--- Given information Enclosed Below ---

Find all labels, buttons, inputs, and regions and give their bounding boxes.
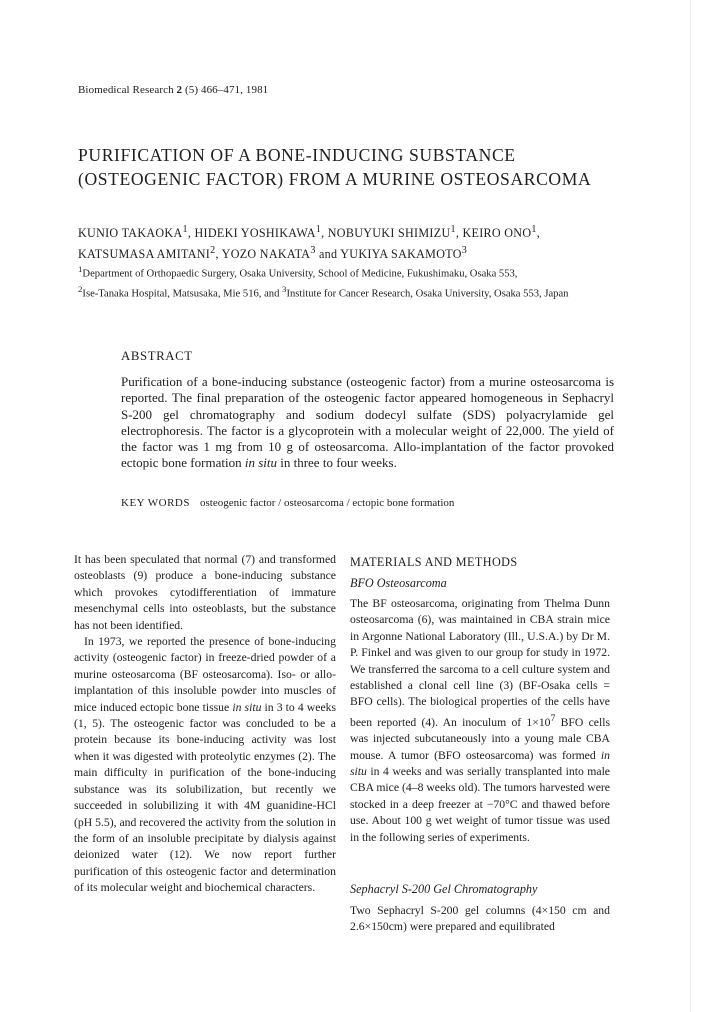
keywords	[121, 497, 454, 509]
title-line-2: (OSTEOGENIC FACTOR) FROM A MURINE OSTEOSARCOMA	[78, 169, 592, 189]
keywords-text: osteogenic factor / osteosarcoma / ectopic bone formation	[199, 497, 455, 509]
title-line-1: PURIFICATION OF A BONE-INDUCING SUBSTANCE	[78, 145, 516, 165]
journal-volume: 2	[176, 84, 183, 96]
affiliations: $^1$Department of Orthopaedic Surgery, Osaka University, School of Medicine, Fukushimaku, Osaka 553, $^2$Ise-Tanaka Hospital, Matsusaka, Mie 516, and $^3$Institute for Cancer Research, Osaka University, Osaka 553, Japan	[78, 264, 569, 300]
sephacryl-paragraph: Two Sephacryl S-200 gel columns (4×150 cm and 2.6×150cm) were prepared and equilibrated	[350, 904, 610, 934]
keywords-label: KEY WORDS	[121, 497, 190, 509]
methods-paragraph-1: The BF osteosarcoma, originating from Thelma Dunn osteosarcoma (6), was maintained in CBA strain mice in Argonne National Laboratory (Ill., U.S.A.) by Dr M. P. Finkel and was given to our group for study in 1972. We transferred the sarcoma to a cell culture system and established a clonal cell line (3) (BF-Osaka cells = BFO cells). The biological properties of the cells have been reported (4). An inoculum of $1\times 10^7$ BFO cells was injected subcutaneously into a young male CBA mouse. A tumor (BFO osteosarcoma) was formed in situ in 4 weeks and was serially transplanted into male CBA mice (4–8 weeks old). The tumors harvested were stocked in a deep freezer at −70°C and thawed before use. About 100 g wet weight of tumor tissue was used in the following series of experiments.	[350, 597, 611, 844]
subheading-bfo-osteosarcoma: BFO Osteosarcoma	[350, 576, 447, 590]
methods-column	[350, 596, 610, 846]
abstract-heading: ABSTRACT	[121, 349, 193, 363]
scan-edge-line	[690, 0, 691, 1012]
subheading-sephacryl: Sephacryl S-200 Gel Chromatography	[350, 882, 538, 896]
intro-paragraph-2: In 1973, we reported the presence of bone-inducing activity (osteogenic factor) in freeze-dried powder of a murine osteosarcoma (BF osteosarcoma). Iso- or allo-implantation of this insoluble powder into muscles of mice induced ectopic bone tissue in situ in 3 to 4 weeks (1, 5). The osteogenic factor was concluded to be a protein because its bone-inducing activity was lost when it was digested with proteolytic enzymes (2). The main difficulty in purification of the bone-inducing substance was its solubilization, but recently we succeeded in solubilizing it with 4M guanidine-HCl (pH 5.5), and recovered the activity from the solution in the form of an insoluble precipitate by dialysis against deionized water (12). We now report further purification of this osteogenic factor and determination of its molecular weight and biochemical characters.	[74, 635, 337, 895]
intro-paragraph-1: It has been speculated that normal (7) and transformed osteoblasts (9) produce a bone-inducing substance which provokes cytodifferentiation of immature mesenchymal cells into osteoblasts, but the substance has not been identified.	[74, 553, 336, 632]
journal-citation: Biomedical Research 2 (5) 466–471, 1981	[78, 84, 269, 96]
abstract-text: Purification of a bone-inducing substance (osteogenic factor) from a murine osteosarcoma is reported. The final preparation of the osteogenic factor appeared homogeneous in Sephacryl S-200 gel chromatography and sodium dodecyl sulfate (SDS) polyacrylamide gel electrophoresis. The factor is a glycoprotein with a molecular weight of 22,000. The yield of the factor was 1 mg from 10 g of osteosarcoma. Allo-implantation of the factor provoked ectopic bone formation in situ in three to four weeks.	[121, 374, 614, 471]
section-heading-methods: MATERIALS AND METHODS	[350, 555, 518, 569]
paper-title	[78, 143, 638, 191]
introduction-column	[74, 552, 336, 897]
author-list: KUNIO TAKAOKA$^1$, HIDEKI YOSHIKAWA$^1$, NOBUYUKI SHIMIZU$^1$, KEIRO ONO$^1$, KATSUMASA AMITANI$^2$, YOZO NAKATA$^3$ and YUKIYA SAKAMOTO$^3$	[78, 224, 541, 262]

--- End of Enclosed Given information ---

(Problem details): Keep the pictures out of the copy and write out the data exactly as it stands.

(Answer for this exercise):
Find all labels, buttons, inputs, and regions and give their bounding boxes.
keywords	[121, 497, 454, 509]
title-line-2: (OSTEOGENIC FACTOR) FROM A MURINE OSTEOSARCOMA	[78, 169, 592, 189]
keywords-text: osteogenic factor / osteosarcoma / ectopic bone formation	[199, 497, 455, 509]
title-line-1: PURIFICATION OF A BONE-INDUCING SUBSTANCE	[78, 145, 516, 165]
journal-volume: 2	[176, 84, 183, 96]
affiliations: $^1$Department of Orthopaedic Surgery, Osaka University, School of Medicine, Fukushimaku, Osaka 553, $^2$Ise-Tanaka Hospital, Matsusaka, Mie 516, and $^3$Institute for Cancer Research, Osaka University, Osaka 553, Japan	[78, 264, 569, 300]
sephacryl-paragraph: Two Sephacryl S-200 gel columns (4×150 cm and 2.6×150cm) were prepared and equilibrated	[350, 904, 610, 934]
keywords-label: KEY WORDS	[121, 497, 190, 509]
methods-paragraph-1: The BF osteosarcoma, originating from Thelma Dunn osteosarcoma (6), was maintained in CBA strain mice in Argonne National Laboratory (Ill., U.S.A.) by Dr M. P. Finkel and was given to our group for study in 1972. We transferred the sarcoma to a cell culture system and established a clonal cell line (3) (BF-Osaka cells = BFO cells). The biological properties of the cells have been reported (4). An inoculum of $1\times 10^7$ BFO cells was injected subcutaneously into a young male CBA mouse. A tumor (BFO osteosarcoma) was formed in situ in 4 weeks and was serially transplanted into male CBA mice (4–8 weeks old). The tumors harvested were stocked in a deep freezer at −70°C and thawed before use. About 100 g wet weight of tumor tissue was used in the following series of experiments.	[350, 597, 611, 844]
subheading-bfo-osteosarcoma: BFO Osteosarcoma	[350, 576, 447, 590]
methods-column	[350, 596, 610, 846]
abstract-heading: ABSTRACT	[121, 349, 193, 363]
scan-edge-line	[690, 0, 691, 1012]
subheading-sephacryl: Sephacryl S-200 Gel Chromatography	[350, 882, 538, 896]
intro-paragraph-2: In 1973, we reported the presence of bone-inducing activity (osteogenic factor) in freeze-dried powder of a murine osteosarcoma (BF osteosarcoma). Iso- or allo-implantation of this insoluble powder into muscles of mice induced ectopic bone tissue in situ in 3 to 4 weeks (1, 5). The osteogenic factor was concluded to be a protein because its bone-inducing activity was lost when it was digested with proteolytic enzymes (2). The main difficulty in purification of the bone-inducing substance was its solubilization, but recently we succeeded in solubilizing it with 4M guanidine-HCl (pH 5.5), and recovered the activity from the solution in the form of an insoluble precipitate by dialysis against deionized water (12). We now report further purification of this osteogenic factor and determination of its molecular weight and biochemical characters.	[74, 635, 337, 895]
intro-paragraph-1: It has been speculated that normal (7) and transformed osteoblasts (9) produce a bone-inducing substance which provokes cytodifferentiation of immature mesenchymal cells into osteoblasts, but the substance has not been identified.	[74, 553, 336, 632]
journal-citation: Biomedical Research 2 (5) 466–471, 1981	[78, 84, 269, 96]
abstract-text: Purification of a bone-inducing substance (osteogenic factor) from a murine osteosarcoma is reported. The final preparation of the osteogenic factor appeared homogeneous in Sephacryl S-200 gel chromatography and sodium dodecyl sulfate (SDS) polyacrylamide gel electrophoresis. The factor is a glycoprotein with a molecular weight of 22,000. The yield of the factor was 1 mg from 10 g of osteosarcoma. Allo-implantation of the factor provoked ectopic bone formation in situ in three to four weeks.	[121, 374, 614, 471]
section-heading-methods: MATERIALS AND METHODS	[350, 555, 518, 569]
paper-title	[78, 143, 638, 191]
introduction-column	[74, 552, 336, 897]
author-list: KUNIO TAKAOKA$^1$, HIDEKI YOSHIKAWA$^1$, NOBUYUKI SHIMIZU$^1$, KEIRO ONO$^1$, KATSUMASA AMITANI$^2$, YOZO NAKATA$^3$ and YUKIYA SAKAMOTO$^3$	[78, 224, 541, 262]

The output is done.